Records from a collection of figures:
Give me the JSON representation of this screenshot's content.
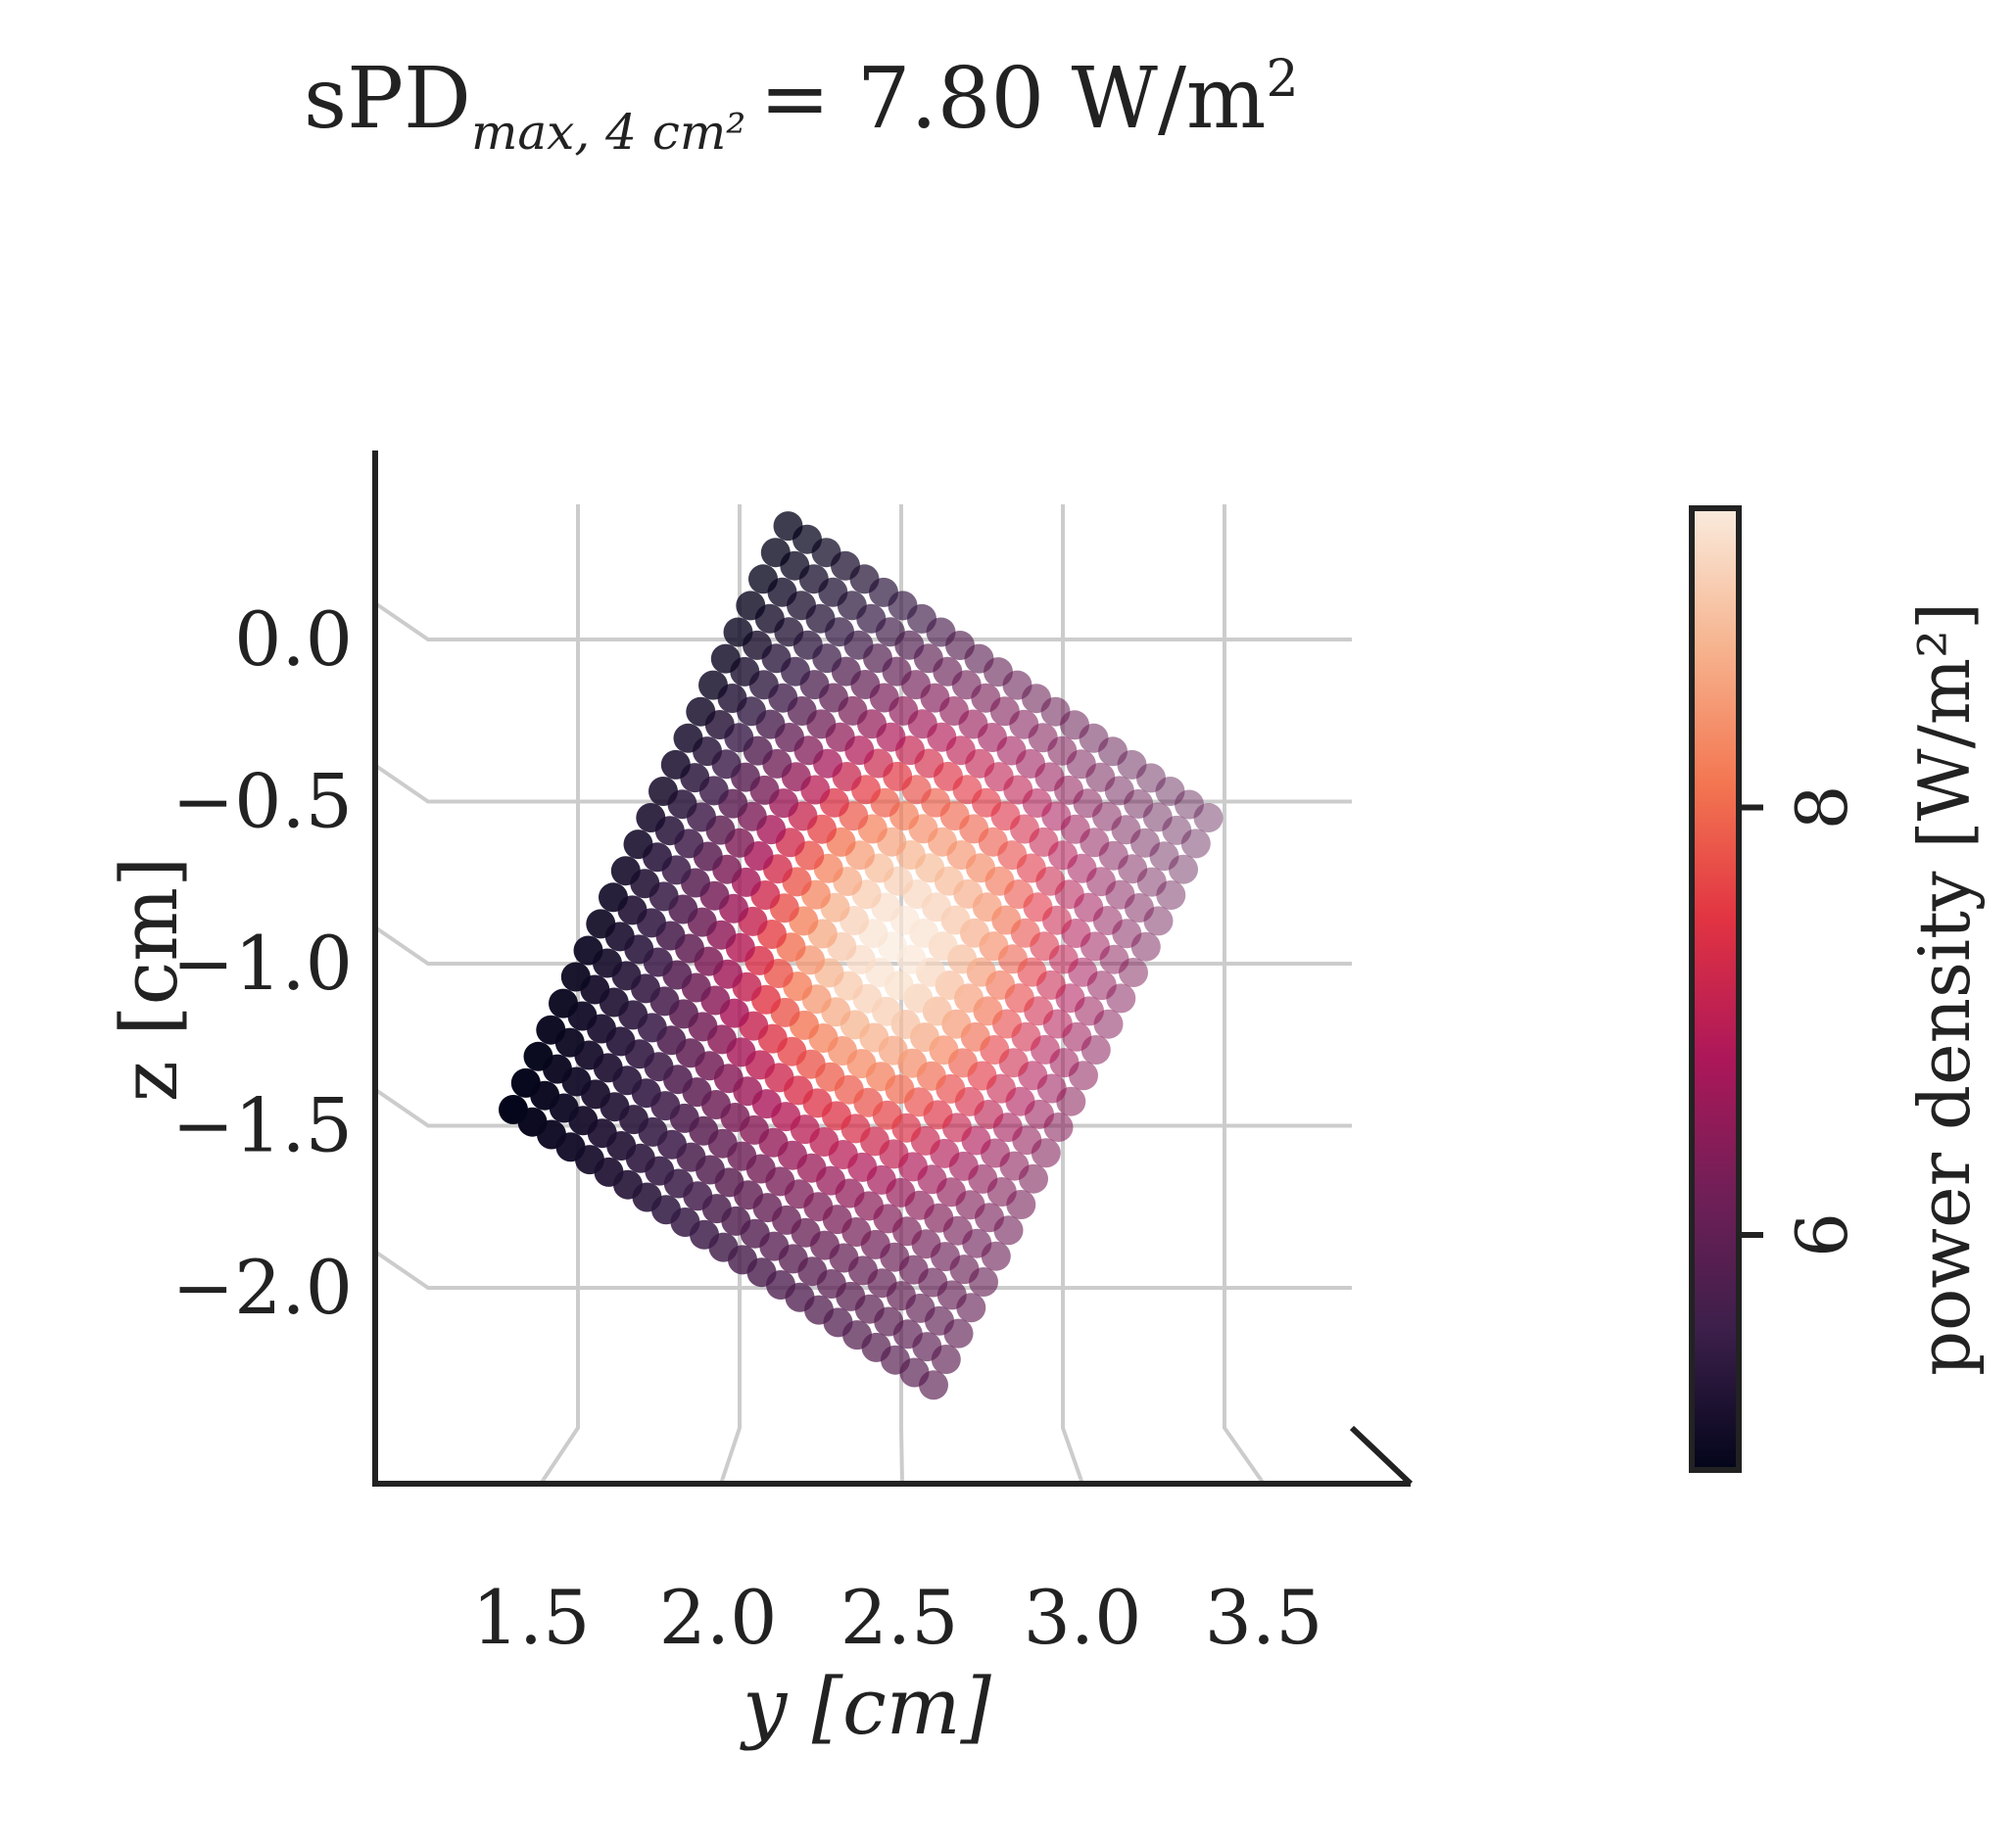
{
  "chart_data": {
    "type": "scatter",
    "projection": "3d-scatter viewed along the x-axis",
    "title": {
      "prefix": "sPD",
      "subscript": "max, 4 cm²",
      "suffix": "= 7.80 W/m",
      "superscript": "2"
    },
    "xlabel": "y [cm]",
    "ylabel": "z [cm]",
    "x_ticks": [
      "1.5",
      "2.0",
      "2.5",
      "3.0",
      "3.5"
    ],
    "y_ticks": [
      "0.0",
      "−0.5",
      "−1.0",
      "−1.5",
      "−2.0"
    ],
    "xlim": [
      1.5,
      3.5
    ],
    "ylim": [
      0.0,
      -2.0
    ],
    "grid": true,
    "colormap": "rocket",
    "colorbar": {
      "label": "power density [W/m²]",
      "ticks": [
        "6",
        "8"
      ],
      "range": [
        4.9,
        9.4
      ],
      "placement": "right"
    },
    "grid_points_per_side": 23,
    "square_corners": {
      "top": [
        2.15,
        0.35
      ],
      "right": [
        3.45,
        -0.55
      ],
      "bottom": [
        2.6,
        -2.3
      ],
      "left": [
        1.3,
        -1.45
      ]
    },
    "peak": {
      "y": 2.6,
      "z": -1.0,
      "value": 9.4
    },
    "corner_values": {
      "top": 4.9,
      "right": 5.9,
      "bottom": 5.9,
      "left": 4.9
    },
    "colors": {
      "axis": "#222222",
      "grid": "#cccccc",
      "colormap_stops": [
        "#03051a",
        "#3b1f4a",
        "#701f57",
        "#ad1759",
        "#e13342",
        "#f37651",
        "#f6b48f",
        "#faebdd"
      ]
    }
  }
}
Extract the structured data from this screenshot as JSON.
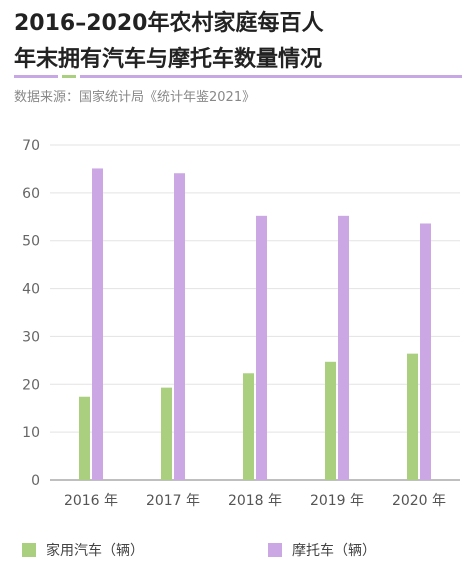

## [Goal of the exercise]
Pictures don't belong in the copy. Transcribe every record exactly as it appears.

## [Answer in full]
Give me the JSON representation of this screenshot's content.
{
  "chart_data": {
    "type": "scatter",
    "projection": "3d-scatter viewed along the x-axis",
    "title": {
      "prefix": "sPD",
      "subscript": "max, 4 cm²",
      "suffix": "= 7.80 W/m",
      "superscript": "2"
    },
    "xlabel": "y [cm]",
    "ylabel": "z [cm]",
    "x_ticks": [
      "1.5",
      "2.0",
      "2.5",
      "3.0",
      "3.5"
    ],
    "y_ticks": [
      "0.0",
      "−0.5",
      "−1.0",
      "−1.5",
      "−2.0"
    ],
    "xlim": [
      1.5,
      3.5
    ],
    "ylim": [
      0.0,
      -2.0
    ],
    "grid": true,
    "colormap": "rocket",
    "colorbar": {
      "label": "power density [W/m²]",
      "ticks": [
        "6",
        "8"
      ],
      "range": [
        4.9,
        9.4
      ],
      "placement": "right"
    },
    "grid_points_per_side": 23,
    "square_corners": {
      "top": [
        2.15,
        0.35
      ],
      "right": [
        3.45,
        -0.55
      ],
      "bottom": [
        2.6,
        -2.3
      ],
      "left": [
        1.3,
        -1.45
      ]
    },
    "peak": {
      "y": 2.6,
      "z": -1.0,
      "value": 9.4
    },
    "corner_values": {
      "top": 4.9,
      "right": 5.9,
      "bottom": 5.9,
      "left": 4.9
    },
    "colors": {
      "axis": "#222222",
      "grid": "#cccccc",
      "colormap_stops": [
        "#03051a",
        "#3b1f4a",
        "#701f57",
        "#ad1759",
        "#e13342",
        "#f37651",
        "#f6b48f",
        "#faebdd"
      ]
    }
  }
}
Extract the structured data from this screenshot as JSON.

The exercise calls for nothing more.